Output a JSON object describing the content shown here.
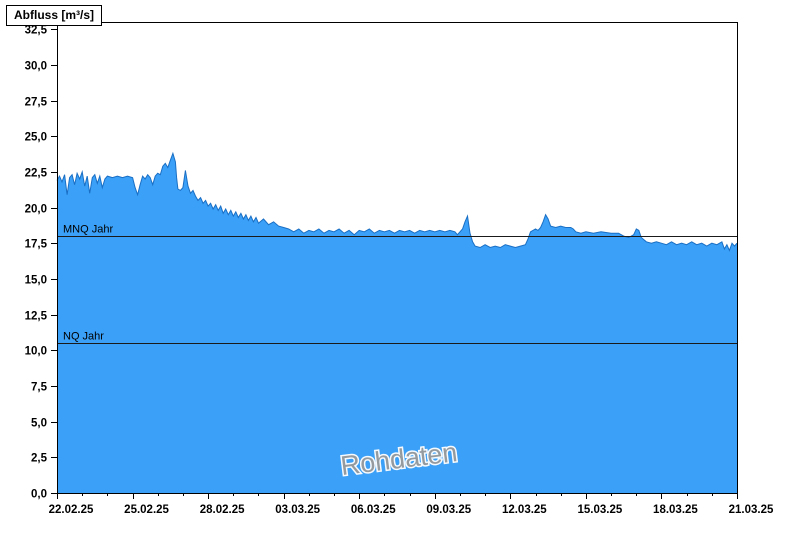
{
  "chart_data": {
    "type": "area",
    "title": "Abfluss [m³/s]",
    "watermark": "Rohdaten",
    "legend_position": "none",
    "grid": "off",
    "x_axis": {
      "ticks": [
        {
          "day": 0,
          "label": "22.02.25"
        },
        {
          "day": 3,
          "label": "25.02.25"
        },
        {
          "day": 6,
          "label": "28.02.25"
        },
        {
          "day": 9,
          "label": "03.03.25"
        },
        {
          "day": 12,
          "label": "06.03.25"
        },
        {
          "day": 15,
          "label": "09.03.25"
        },
        {
          "day": 18,
          "label": "12.03.25"
        },
        {
          "day": 21,
          "label": "15.03.25"
        },
        {
          "day": 24,
          "label": "18.03.25"
        },
        {
          "day": 27,
          "label": "21.03.25"
        }
      ],
      "minor_tick_every_days": 1,
      "range_days": [
        0,
        27
      ]
    },
    "y_axis": {
      "min": 0,
      "max": 32.5,
      "tick_step": 2.5,
      "ticks": [
        {
          "value": 0,
          "label": "0,0"
        },
        {
          "value": 2.5,
          "label": "2,5"
        },
        {
          "value": 5,
          "label": "5,0"
        },
        {
          "value": 7.5,
          "label": "7,5"
        },
        {
          "value": 10,
          "label": "10,0"
        },
        {
          "value": 12.5,
          "label": "12,5"
        },
        {
          "value": 15,
          "label": "15,0"
        },
        {
          "value": 17.5,
          "label": "17,5"
        },
        {
          "value": 20,
          "label": "20,0"
        },
        {
          "value": 22.5,
          "label": "22,5"
        },
        {
          "value": 25,
          "label": "25,0"
        },
        {
          "value": 27.5,
          "label": "27,5"
        },
        {
          "value": 30,
          "label": "30,0"
        },
        {
          "value": 32.5,
          "label": "32,5"
        }
      ]
    },
    "reference_lines": [
      {
        "name": "MNQ Jahr",
        "value": 18.0
      },
      {
        "name": "NQ Jahr",
        "value": 10.5
      }
    ],
    "colors": {
      "fill": "#3AA0F8",
      "line": "#1a6fc4",
      "axis": "#000000",
      "reference_line": "#1a1a1a",
      "watermark": "#9a9a9a"
    },
    "series": [
      {
        "name": "Abfluss",
        "unit": "m³/s",
        "points": [
          [
            0,
            21.9
          ],
          [
            0.1,
            22.2
          ],
          [
            0.2,
            21.8
          ],
          [
            0.3,
            22.3
          ],
          [
            0.4,
            20.9
          ],
          [
            0.5,
            22.1
          ],
          [
            0.6,
            22.3
          ],
          [
            0.7,
            21.6
          ],
          [
            0.8,
            22.4
          ],
          [
            0.9,
            22.0
          ],
          [
            1.0,
            22.5
          ],
          [
            1.1,
            21.5
          ],
          [
            1.2,
            22.2
          ],
          [
            1.3,
            21.0
          ],
          [
            1.4,
            22.1
          ],
          [
            1.5,
            22.3
          ],
          [
            1.6,
            21.7
          ],
          [
            1.7,
            22.2
          ],
          [
            1.8,
            21.4
          ],
          [
            1.9,
            22.0
          ],
          [
            2.0,
            22.2
          ],
          [
            2.2,
            22.1
          ],
          [
            2.4,
            22.2
          ],
          [
            2.6,
            22.1
          ],
          [
            2.8,
            22.2
          ],
          [
            3.0,
            22.1
          ],
          [
            3.1,
            21.4
          ],
          [
            3.2,
            20.9
          ],
          [
            3.3,
            21.6
          ],
          [
            3.4,
            22.2
          ],
          [
            3.5,
            22.0
          ],
          [
            3.6,
            22.3
          ],
          [
            3.7,
            22.1
          ],
          [
            3.8,
            21.6
          ],
          [
            3.9,
            22.2
          ],
          [
            4.0,
            22.4
          ],
          [
            4.1,
            22.3
          ],
          [
            4.2,
            22.9
          ],
          [
            4.3,
            23.1
          ],
          [
            4.4,
            22.8
          ],
          [
            4.5,
            23.3
          ],
          [
            4.6,
            23.8
          ],
          [
            4.7,
            23.2
          ],
          [
            4.75,
            22.1
          ],
          [
            4.8,
            21.3
          ],
          [
            4.9,
            21.2
          ],
          [
            5.0,
            21.4
          ],
          [
            5.1,
            22.6
          ],
          [
            5.2,
            21.5
          ],
          [
            5.3,
            21.0
          ],
          [
            5.4,
            21.2
          ],
          [
            5.5,
            20.8
          ],
          [
            5.6,
            20.5
          ],
          [
            5.7,
            20.7
          ],
          [
            5.8,
            20.3
          ],
          [
            5.9,
            20.5
          ],
          [
            6.0,
            20.1
          ],
          [
            6.1,
            20.3
          ],
          [
            6.2,
            19.9
          ],
          [
            6.3,
            20.2
          ],
          [
            6.4,
            19.8
          ],
          [
            6.5,
            20.1
          ],
          [
            6.6,
            19.6
          ],
          [
            6.7,
            19.9
          ],
          [
            6.8,
            19.5
          ],
          [
            6.9,
            19.8
          ],
          [
            7.0,
            19.4
          ],
          [
            7.1,
            19.7
          ],
          [
            7.2,
            19.3
          ],
          [
            7.3,
            19.6
          ],
          [
            7.4,
            19.2
          ],
          [
            7.5,
            19.5
          ],
          [
            7.6,
            19.1
          ],
          [
            7.7,
            19.4
          ],
          [
            7.8,
            19.0
          ],
          [
            7.9,
            19.3
          ],
          [
            8.0,
            18.9
          ],
          [
            8.2,
            19.2
          ],
          [
            8.4,
            18.8
          ],
          [
            8.6,
            19.0
          ],
          [
            8.8,
            18.7
          ],
          [
            9.0,
            18.6
          ],
          [
            9.2,
            18.5
          ],
          [
            9.4,
            18.3
          ],
          [
            9.6,
            18.5
          ],
          [
            9.8,
            18.2
          ],
          [
            10.0,
            18.4
          ],
          [
            10.2,
            18.3
          ],
          [
            10.4,
            18.5
          ],
          [
            10.6,
            18.2
          ],
          [
            10.8,
            18.4
          ],
          [
            11.0,
            18.3
          ],
          [
            11.2,
            18.5
          ],
          [
            11.4,
            18.2
          ],
          [
            11.6,
            18.4
          ],
          [
            11.8,
            18.1
          ],
          [
            12.0,
            18.4
          ],
          [
            12.2,
            18.3
          ],
          [
            12.4,
            18.5
          ],
          [
            12.6,
            18.2
          ],
          [
            12.8,
            18.4
          ],
          [
            13.0,
            18.3
          ],
          [
            13.2,
            18.4
          ],
          [
            13.4,
            18.2
          ],
          [
            13.6,
            18.4
          ],
          [
            13.8,
            18.3
          ],
          [
            14.0,
            18.4
          ],
          [
            14.2,
            18.2
          ],
          [
            14.4,
            18.4
          ],
          [
            14.6,
            18.3
          ],
          [
            14.8,
            18.4
          ],
          [
            15.0,
            18.3
          ],
          [
            15.2,
            18.4
          ],
          [
            15.4,
            18.3
          ],
          [
            15.6,
            18.4
          ],
          [
            15.8,
            18.3
          ],
          [
            15.9,
            18.1
          ],
          [
            16.0,
            18.3
          ],
          [
            16.1,
            18.5
          ],
          [
            16.2,
            19.0
          ],
          [
            16.3,
            19.4
          ],
          [
            16.4,
            18.2
          ],
          [
            16.5,
            17.6
          ],
          [
            16.6,
            17.3
          ],
          [
            16.8,
            17.2
          ],
          [
            17.0,
            17.4
          ],
          [
            17.2,
            17.2
          ],
          [
            17.4,
            17.3
          ],
          [
            17.6,
            17.2
          ],
          [
            17.8,
            17.4
          ],
          [
            18.0,
            17.3
          ],
          [
            18.2,
            17.2
          ],
          [
            18.4,
            17.3
          ],
          [
            18.6,
            17.4
          ],
          [
            18.7,
            17.8
          ],
          [
            18.8,
            18.3
          ],
          [
            19.0,
            18.5
          ],
          [
            19.1,
            18.4
          ],
          [
            19.2,
            18.6
          ],
          [
            19.3,
            19.0
          ],
          [
            19.4,
            19.5
          ],
          [
            19.5,
            19.2
          ],
          [
            19.6,
            18.7
          ],
          [
            19.8,
            18.6
          ],
          [
            20.0,
            18.7
          ],
          [
            20.2,
            18.6
          ],
          [
            20.4,
            18.6
          ],
          [
            20.5,
            18.5
          ],
          [
            20.6,
            18.3
          ],
          [
            20.8,
            18.2
          ],
          [
            21.0,
            18.3
          ],
          [
            21.3,
            18.2
          ],
          [
            21.6,
            18.3
          ],
          [
            22.0,
            18.2
          ],
          [
            22.3,
            18.2
          ],
          [
            22.5,
            18.0
          ],
          [
            22.7,
            17.9
          ],
          [
            22.9,
            18.1
          ],
          [
            23.0,
            18.5
          ],
          [
            23.1,
            18.4
          ],
          [
            23.2,
            17.9
          ],
          [
            23.4,
            17.6
          ],
          [
            23.6,
            17.5
          ],
          [
            23.8,
            17.6
          ],
          [
            24.0,
            17.5
          ],
          [
            24.2,
            17.4
          ],
          [
            24.4,
            17.6
          ],
          [
            24.6,
            17.4
          ],
          [
            24.8,
            17.5
          ],
          [
            25.0,
            17.4
          ],
          [
            25.2,
            17.6
          ],
          [
            25.4,
            17.4
          ],
          [
            25.6,
            17.5
          ],
          [
            25.8,
            17.3
          ],
          [
            26.0,
            17.5
          ],
          [
            26.2,
            17.4
          ],
          [
            26.4,
            17.6
          ],
          [
            26.5,
            17.1
          ],
          [
            26.6,
            17.4
          ],
          [
            26.7,
            17.0
          ],
          [
            26.8,
            17.5
          ],
          [
            26.9,
            17.3
          ],
          [
            27.0,
            17.5
          ]
        ]
      }
    ]
  }
}
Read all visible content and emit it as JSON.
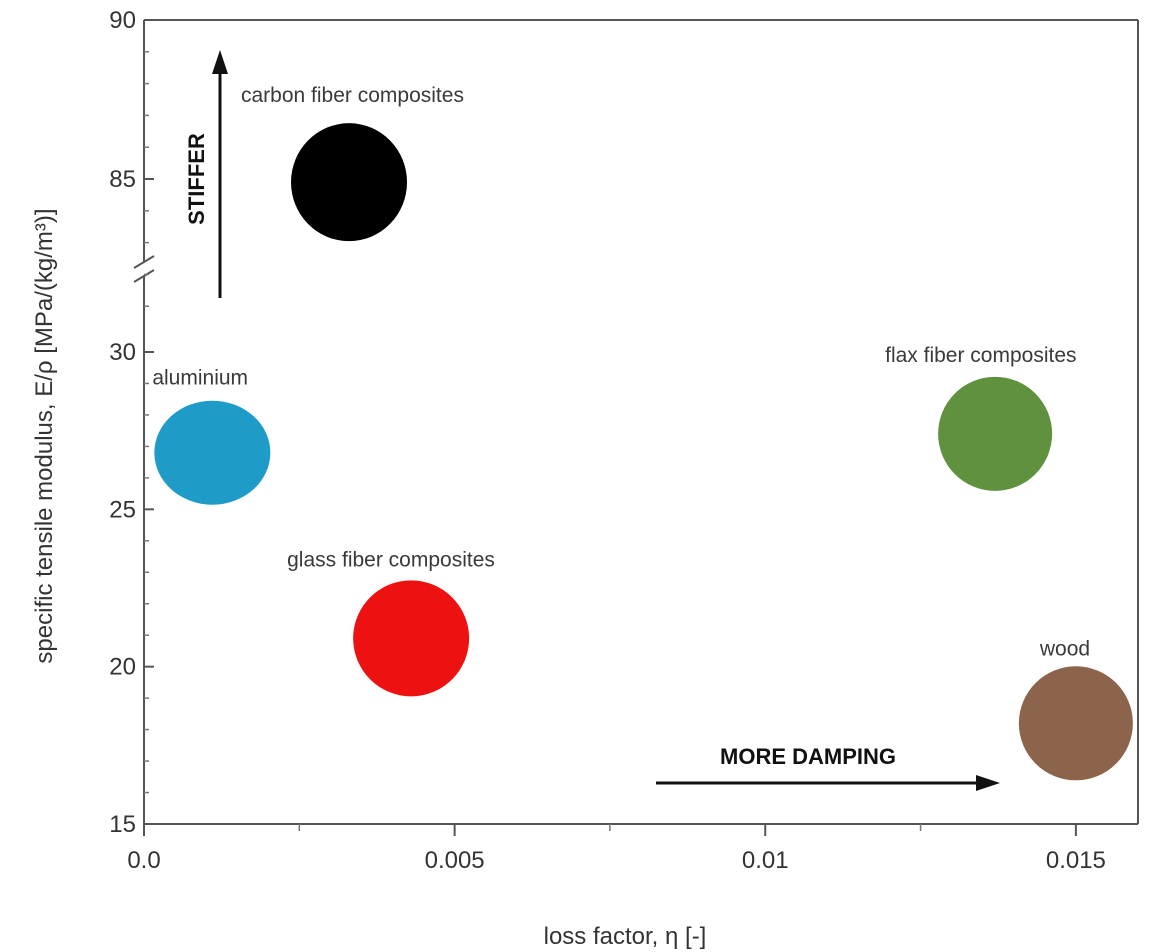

■ Problem ■
Say how many lines above hold the word "content", giving only the count.

■ Reply to the task ■
2